Your answer should be a single number: the count of lines in the material below that hold "SDTVAR".

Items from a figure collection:
★ ★ ★

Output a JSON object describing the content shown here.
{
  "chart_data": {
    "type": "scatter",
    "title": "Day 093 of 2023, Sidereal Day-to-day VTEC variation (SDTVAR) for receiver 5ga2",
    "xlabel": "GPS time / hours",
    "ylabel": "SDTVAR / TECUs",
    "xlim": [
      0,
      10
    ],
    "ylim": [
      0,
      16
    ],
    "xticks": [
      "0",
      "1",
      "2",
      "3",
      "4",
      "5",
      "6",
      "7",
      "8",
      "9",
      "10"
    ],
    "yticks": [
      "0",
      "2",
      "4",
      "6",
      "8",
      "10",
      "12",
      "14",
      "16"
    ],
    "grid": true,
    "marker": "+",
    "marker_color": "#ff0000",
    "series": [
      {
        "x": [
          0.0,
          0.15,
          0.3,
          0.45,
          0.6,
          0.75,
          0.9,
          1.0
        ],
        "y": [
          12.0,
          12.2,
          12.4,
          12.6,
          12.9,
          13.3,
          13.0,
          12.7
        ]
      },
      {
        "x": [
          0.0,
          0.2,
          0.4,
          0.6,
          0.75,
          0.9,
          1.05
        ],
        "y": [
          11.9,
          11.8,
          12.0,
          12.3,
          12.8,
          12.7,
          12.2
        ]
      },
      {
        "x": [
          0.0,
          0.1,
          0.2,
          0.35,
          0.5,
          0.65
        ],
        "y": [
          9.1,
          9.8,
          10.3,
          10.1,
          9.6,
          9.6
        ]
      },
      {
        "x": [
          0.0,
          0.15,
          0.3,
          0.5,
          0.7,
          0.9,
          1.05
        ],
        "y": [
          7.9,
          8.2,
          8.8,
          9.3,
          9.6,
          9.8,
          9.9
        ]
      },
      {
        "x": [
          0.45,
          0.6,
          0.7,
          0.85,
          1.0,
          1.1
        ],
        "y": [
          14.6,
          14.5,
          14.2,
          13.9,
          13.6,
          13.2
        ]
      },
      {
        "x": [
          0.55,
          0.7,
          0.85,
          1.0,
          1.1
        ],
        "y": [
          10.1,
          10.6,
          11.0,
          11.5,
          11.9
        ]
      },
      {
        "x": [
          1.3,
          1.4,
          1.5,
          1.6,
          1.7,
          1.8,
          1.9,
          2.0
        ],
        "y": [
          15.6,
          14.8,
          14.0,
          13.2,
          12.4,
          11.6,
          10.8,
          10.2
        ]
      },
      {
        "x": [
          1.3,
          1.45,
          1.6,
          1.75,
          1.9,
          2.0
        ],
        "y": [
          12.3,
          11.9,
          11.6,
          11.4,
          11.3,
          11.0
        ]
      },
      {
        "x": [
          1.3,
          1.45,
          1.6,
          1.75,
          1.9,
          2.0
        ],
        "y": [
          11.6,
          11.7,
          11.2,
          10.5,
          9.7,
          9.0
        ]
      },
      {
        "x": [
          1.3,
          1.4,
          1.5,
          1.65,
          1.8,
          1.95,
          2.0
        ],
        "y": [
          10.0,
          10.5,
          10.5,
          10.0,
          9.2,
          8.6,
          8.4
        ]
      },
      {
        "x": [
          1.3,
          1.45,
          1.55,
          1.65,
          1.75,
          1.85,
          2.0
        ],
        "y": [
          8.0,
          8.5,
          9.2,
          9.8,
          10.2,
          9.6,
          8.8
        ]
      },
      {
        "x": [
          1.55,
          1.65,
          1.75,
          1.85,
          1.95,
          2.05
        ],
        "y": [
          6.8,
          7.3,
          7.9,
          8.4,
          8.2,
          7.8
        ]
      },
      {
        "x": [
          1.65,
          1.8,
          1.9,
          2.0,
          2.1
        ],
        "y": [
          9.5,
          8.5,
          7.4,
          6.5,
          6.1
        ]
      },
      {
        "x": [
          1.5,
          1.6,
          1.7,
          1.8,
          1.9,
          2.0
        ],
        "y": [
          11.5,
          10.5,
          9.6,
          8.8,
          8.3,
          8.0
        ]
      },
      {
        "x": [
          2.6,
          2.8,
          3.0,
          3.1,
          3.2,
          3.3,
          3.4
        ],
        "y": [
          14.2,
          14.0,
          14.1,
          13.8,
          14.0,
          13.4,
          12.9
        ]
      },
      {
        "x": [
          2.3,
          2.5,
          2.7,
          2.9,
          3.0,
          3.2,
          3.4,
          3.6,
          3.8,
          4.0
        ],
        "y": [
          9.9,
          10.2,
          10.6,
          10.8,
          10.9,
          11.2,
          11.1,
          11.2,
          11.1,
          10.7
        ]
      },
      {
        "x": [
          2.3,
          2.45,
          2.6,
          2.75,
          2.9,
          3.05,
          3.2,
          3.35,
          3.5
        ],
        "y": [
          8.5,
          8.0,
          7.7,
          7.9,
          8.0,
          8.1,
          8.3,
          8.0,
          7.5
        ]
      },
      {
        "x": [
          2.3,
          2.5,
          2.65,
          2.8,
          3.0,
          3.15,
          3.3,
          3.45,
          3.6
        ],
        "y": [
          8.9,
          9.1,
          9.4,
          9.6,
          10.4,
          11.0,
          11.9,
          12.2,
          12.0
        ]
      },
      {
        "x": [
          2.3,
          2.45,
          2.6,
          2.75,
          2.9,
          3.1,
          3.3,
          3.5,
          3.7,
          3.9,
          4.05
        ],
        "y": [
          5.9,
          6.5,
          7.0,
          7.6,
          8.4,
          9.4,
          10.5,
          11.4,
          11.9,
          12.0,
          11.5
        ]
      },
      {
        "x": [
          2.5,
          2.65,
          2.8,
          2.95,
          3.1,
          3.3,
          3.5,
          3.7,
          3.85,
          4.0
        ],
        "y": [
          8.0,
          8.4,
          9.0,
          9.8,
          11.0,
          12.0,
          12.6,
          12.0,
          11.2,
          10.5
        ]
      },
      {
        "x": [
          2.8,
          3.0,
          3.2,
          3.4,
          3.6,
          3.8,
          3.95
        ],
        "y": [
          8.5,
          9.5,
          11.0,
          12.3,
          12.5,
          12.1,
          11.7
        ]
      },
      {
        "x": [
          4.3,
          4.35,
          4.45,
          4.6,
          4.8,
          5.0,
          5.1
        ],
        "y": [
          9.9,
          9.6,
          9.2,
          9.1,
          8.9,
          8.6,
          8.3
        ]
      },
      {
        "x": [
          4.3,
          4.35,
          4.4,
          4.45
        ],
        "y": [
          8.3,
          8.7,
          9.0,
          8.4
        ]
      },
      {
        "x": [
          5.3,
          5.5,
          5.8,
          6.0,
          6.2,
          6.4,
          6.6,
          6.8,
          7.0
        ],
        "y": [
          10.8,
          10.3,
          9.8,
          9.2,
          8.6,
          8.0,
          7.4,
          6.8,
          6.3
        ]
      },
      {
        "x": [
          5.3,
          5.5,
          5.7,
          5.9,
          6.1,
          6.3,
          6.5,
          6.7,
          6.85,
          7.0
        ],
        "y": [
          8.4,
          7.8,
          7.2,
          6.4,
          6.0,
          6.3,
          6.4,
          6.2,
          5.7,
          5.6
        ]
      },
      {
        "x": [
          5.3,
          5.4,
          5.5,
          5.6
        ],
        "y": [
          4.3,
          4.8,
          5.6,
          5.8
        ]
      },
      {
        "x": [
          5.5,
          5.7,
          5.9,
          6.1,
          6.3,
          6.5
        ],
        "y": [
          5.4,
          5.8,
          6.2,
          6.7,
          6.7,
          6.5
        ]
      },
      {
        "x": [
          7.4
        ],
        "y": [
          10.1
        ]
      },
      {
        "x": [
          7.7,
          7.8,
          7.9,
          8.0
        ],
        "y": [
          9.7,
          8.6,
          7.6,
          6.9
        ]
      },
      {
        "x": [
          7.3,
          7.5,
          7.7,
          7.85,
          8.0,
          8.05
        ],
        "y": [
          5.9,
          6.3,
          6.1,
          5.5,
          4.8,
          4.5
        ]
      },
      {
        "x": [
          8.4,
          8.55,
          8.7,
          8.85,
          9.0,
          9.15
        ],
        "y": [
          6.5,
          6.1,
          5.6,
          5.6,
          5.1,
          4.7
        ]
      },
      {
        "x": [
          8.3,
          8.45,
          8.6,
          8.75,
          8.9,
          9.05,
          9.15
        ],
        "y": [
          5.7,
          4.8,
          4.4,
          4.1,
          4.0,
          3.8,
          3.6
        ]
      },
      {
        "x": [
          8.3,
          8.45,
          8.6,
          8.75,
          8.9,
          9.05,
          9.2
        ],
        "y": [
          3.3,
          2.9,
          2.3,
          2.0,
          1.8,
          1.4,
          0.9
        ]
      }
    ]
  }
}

★ ★ ★

- **Reply to the exercise**:
2